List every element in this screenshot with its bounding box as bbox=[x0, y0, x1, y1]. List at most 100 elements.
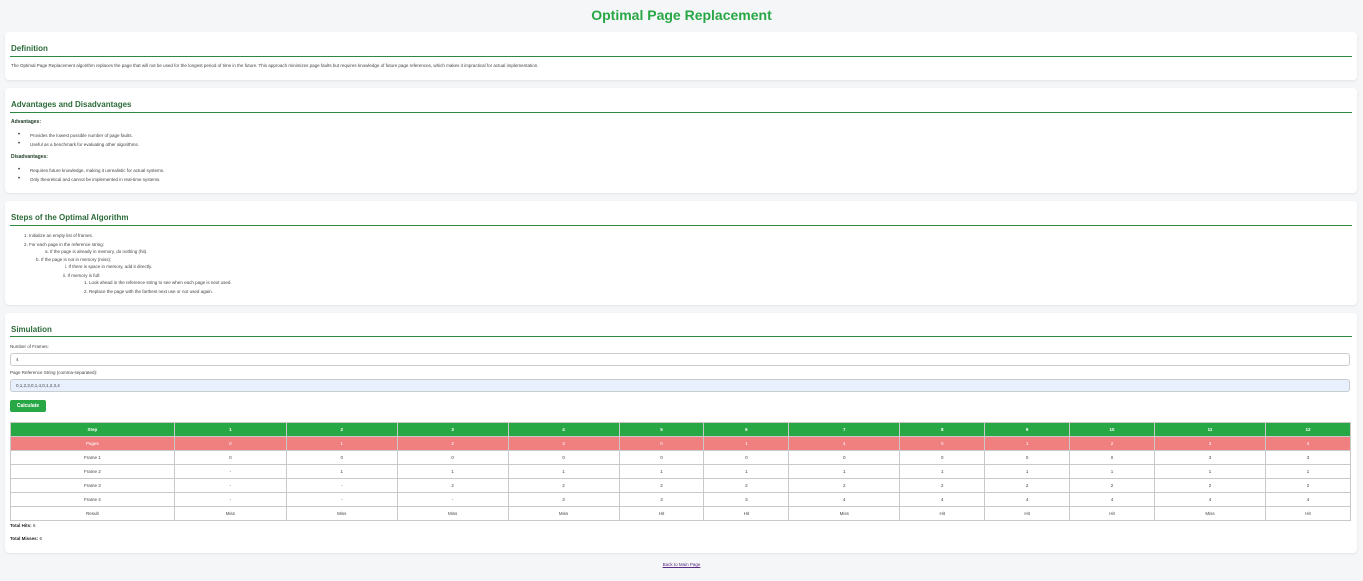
frame-cell: 1 bbox=[1154, 464, 1266, 479]
frame-cell: 1 bbox=[396, 464, 509, 479]
step-number: 8 bbox=[899, 422, 986, 437]
step-number: 12 bbox=[1264, 422, 1352, 437]
total-misses-label: Total Misses: bbox=[10, 536, 39, 541]
step-number: 4 bbox=[507, 422, 620, 437]
step-number: 11 bbox=[1154, 422, 1266, 437]
frame-row: Frame 2 - 1 1 1 1 1 1 1 1 1 1 1 bbox=[10, 464, 1352, 479]
frame-cell: 1 bbox=[1264, 464, 1352, 479]
result-cell: Hit bbox=[703, 506, 790, 521]
page-cell: 4 bbox=[1264, 436, 1352, 451]
page-cell: 0 bbox=[899, 436, 986, 451]
frame-cell: 4 bbox=[1154, 492, 1266, 507]
frames-label: Number of Frames: bbox=[10, 344, 49, 349]
pages-row: Pages 0 1 2 3 0 1 4 0 1 2 3 4 bbox=[10, 436, 1352, 451]
frame-cell: 4 bbox=[1069, 492, 1156, 507]
frame-cell: 0 bbox=[396, 450, 509, 465]
frame-cell: 0 bbox=[285, 450, 398, 465]
simulation-table: Step 1 2 3 4 5 6 7 8 9 10 11 12 Pages 0 … bbox=[10, 422, 1352, 521]
disadvantage-item: Requires future knowledge, making it unr… bbox=[18, 167, 164, 173]
step-number: 7 bbox=[788, 422, 901, 437]
advantage-item: Useful as a benchmark for evaluating oth… bbox=[18, 141, 139, 147]
frame-label: Frame 1 bbox=[10, 450, 175, 465]
advantages-divider bbox=[10, 112, 1352, 113]
step-number: 5 bbox=[618, 422, 705, 437]
definition-divider bbox=[10, 56, 1352, 57]
page-cell: 0 bbox=[618, 436, 705, 451]
frame-cell: 3 bbox=[703, 492, 790, 507]
frame-cell: - bbox=[285, 492, 398, 507]
step-2a: a. If the page is already in memory, do … bbox=[45, 249, 148, 254]
pages-label: Pages bbox=[10, 436, 175, 451]
calculate-button[interactable]: Calculate bbox=[10, 400, 46, 412]
frame-cell: - bbox=[173, 492, 287, 507]
frame-cell: 0 bbox=[899, 450, 986, 465]
disadvantages-subtitle: Disadvantages: bbox=[11, 154, 48, 160]
frame-cell: 2 bbox=[618, 478, 705, 493]
definition-heading: Definition bbox=[11, 44, 48, 53]
frame-row: Frame 1 0 0 0 0 0 0 0 0 0 0 3 3 bbox=[10, 450, 1352, 465]
frame-cell: 0 bbox=[788, 450, 901, 465]
result-label: Result bbox=[10, 506, 175, 521]
page-cell: 0 bbox=[173, 436, 287, 451]
step-number: 2 bbox=[285, 422, 398, 437]
step-number: 3 bbox=[396, 422, 509, 437]
frame-cell: 2 bbox=[1069, 478, 1156, 493]
frame-cell: 1 bbox=[285, 464, 398, 479]
frame-cell: 2 bbox=[507, 478, 620, 493]
frame-row: Frame 4 - - - 3 3 3 4 4 4 4 4 4 bbox=[10, 492, 1352, 507]
frame-cell: 0 bbox=[1069, 450, 1156, 465]
step-number: 6 bbox=[703, 422, 790, 437]
page-cell: 1 bbox=[984, 436, 1071, 451]
result-cell: Hit bbox=[1069, 506, 1156, 521]
frame-cell: 4 bbox=[1264, 492, 1352, 507]
definition-card: Definition The Optimal Page Replacement … bbox=[5, 32, 1357, 80]
reference-string-input[interactable] bbox=[10, 379, 1350, 392]
step-number: 10 bbox=[1069, 422, 1156, 437]
result-cell: Hit bbox=[984, 506, 1071, 521]
advantages-heading: Advantages and Disadvantages bbox=[11, 100, 132, 109]
frame-cell: - bbox=[396, 492, 509, 507]
frame-cell: 1 bbox=[1069, 464, 1156, 479]
back-to-main-link[interactable]: Back to Main Page bbox=[0, 562, 1363, 567]
step-number: 1 bbox=[173, 422, 287, 437]
total-misses-value: 6 bbox=[39, 536, 42, 541]
result-cell: Miss bbox=[396, 506, 509, 521]
frame-cell: 3 bbox=[1154, 450, 1266, 465]
page-cell: 1 bbox=[703, 436, 790, 451]
frame-cell: 2 bbox=[984, 478, 1071, 493]
frame-cell: 0 bbox=[984, 450, 1071, 465]
step-2b-ii-1: 1. Look ahead in the reference string to… bbox=[84, 280, 232, 285]
frame-cell: 2 bbox=[899, 478, 986, 493]
page-cell: 4 bbox=[788, 436, 901, 451]
result-cell: Hit bbox=[1264, 506, 1352, 521]
page-cell: 2 bbox=[396, 436, 509, 451]
step-1: 1. Initialize an empty list of frames. bbox=[24, 233, 94, 238]
frame-cell: 2 bbox=[788, 478, 901, 493]
disadvantage-item: Only theoretical and cannot be implement… bbox=[18, 176, 161, 182]
result-cell: Miss bbox=[788, 506, 901, 521]
frame-cell: 1 bbox=[899, 464, 986, 479]
step-2: 2. For each page in the reference string… bbox=[24, 242, 105, 247]
frame-cell: 0 bbox=[507, 450, 620, 465]
frame-cell: 1 bbox=[507, 464, 620, 479]
frames-input[interactable] bbox=[10, 353, 1350, 366]
advantages-subtitle: Advantages: bbox=[11, 119, 42, 125]
simulation-divider bbox=[10, 336, 1352, 337]
total-hits: Total Hits: 6 bbox=[10, 523, 35, 528]
frame-cell: 4 bbox=[899, 492, 986, 507]
steps-divider bbox=[10, 225, 1352, 226]
step-number: 9 bbox=[984, 422, 1071, 437]
total-hits-label: Total Hits: bbox=[10, 523, 32, 528]
result-cell: Miss bbox=[285, 506, 398, 521]
step-2b: b. If the page is not in memory (miss): bbox=[36, 257, 112, 262]
frame-cell: 4 bbox=[788, 492, 901, 507]
frame-label: Frame 3 bbox=[10, 478, 175, 493]
frame-cell: 3 bbox=[507, 492, 620, 507]
frame-cell: 1 bbox=[788, 464, 901, 479]
total-misses: Total Misses: 6 bbox=[10, 536, 42, 541]
frame-cell: 4 bbox=[984, 492, 1071, 507]
frame-cell: 0 bbox=[173, 450, 287, 465]
frame-cell: 3 bbox=[1264, 450, 1352, 465]
result-row: Result Miss Miss Miss Miss Hit Hit Miss … bbox=[10, 506, 1352, 521]
page-cell: 2 bbox=[1069, 436, 1156, 451]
-------
• AIM:
Please write out the rows starting at the one containing "frame-cell: 1 bbox=[1154, 464, 1266, 479]" and ending at the one containing "step-number: 2 bbox=[285, 422, 398, 437]" as a numbered list, leaving out blank lines.

• SOLUTION FOR THIS TASK:
1. frame-cell: 1 bbox=[1154, 464, 1266, 479]
2. frame-cell: 1 bbox=[396, 464, 509, 479]
3. step-number: 8 bbox=[899, 422, 986, 437]
4. step-number: 12 bbox=[1264, 422, 1352, 437]
5. total-misses-label: Total Misses: bbox=[10, 536, 39, 541]
6. step-number: 4 bbox=[507, 422, 620, 437]
7. step-number: 11 bbox=[1154, 422, 1266, 437]
8. frame-row: Frame 2 - 1 1 1 1 1 1 1 1 1 1 1 bbox=[10, 464, 1352, 479]
9. frame-cell: 1 bbox=[1264, 464, 1352, 479]
10. result-cell: Hit bbox=[703, 506, 790, 521]
11. page-cell: 4 bbox=[1264, 436, 1352, 451]
12. page-cell: 0 bbox=[899, 436, 986, 451]
13. frame-cell: 4 bbox=[1154, 492, 1266, 507]
14. frames-label: Number of Frames: bbox=[10, 344, 49, 349]
15. pages-row: Pages 0 1 2 3 0 1 4 0 1 2 3 4 bbox=[10, 436, 1352, 451]
16. frame-cell: 4 bbox=[1069, 492, 1156, 507]
17. frame-cell: 0 bbox=[396, 450, 509, 465]
18. frame-cell: 0 bbox=[285, 450, 398, 465]
19. simulation-table: Step 1 2 3 4 5 6 7 8 9 10 11 12 Pages 0 … bbox=[10, 422, 1352, 521]
20. disadvantage-item: Requires future knowledge, making it unr… bbox=[18, 167, 164, 173]
21. step-number: 7 bbox=[788, 422, 901, 437]
22. advantage-item: Useful as a benchmark for evaluating oth… bbox=[18, 141, 139, 147]
23. frame-label: Frame 1 bbox=[10, 450, 175, 465]
24. advantages-divider bbox=[10, 112, 1352, 113]
25. step-number: 5 bbox=[618, 422, 705, 437]
26. definition-divider bbox=[10, 56, 1352, 57]
27. page-cell: 0 bbox=[618, 436, 705, 451]
28. frame-cell: 3 bbox=[703, 492, 790, 507]
29. frame-cell: - bbox=[285, 492, 398, 507]
30. step-2a: a. If the page is already in memory, do … bbox=[45, 249, 148, 254]
31. pages-label: Pages bbox=[10, 436, 175, 451]
32. calculate-button[interactable]: Calculate bbox=[10, 400, 46, 412]
33. frame-cell: - bbox=[173, 492, 287, 507]
34. frame-cell: 0 bbox=[899, 450, 986, 465]
35. disadvantages-subtitle: Disadvantages: bbox=[11, 154, 48, 160]
36. frame-cell: 2 bbox=[618, 478, 705, 493]
37. definition-heading: Definition bbox=[11, 44, 48, 53]
38. frame-row: Frame 1 0 0 0 0 0 0 0 0 0 0 3 3 bbox=[10, 450, 1352, 465]
39. frame-cell: 0 bbox=[788, 450, 901, 465]
40. result-label: Result bbox=[10, 506, 175, 521]
41. page-cell: 0 bbox=[173, 436, 287, 451]
42. step-number: 2 bbox=[285, 422, 398, 437]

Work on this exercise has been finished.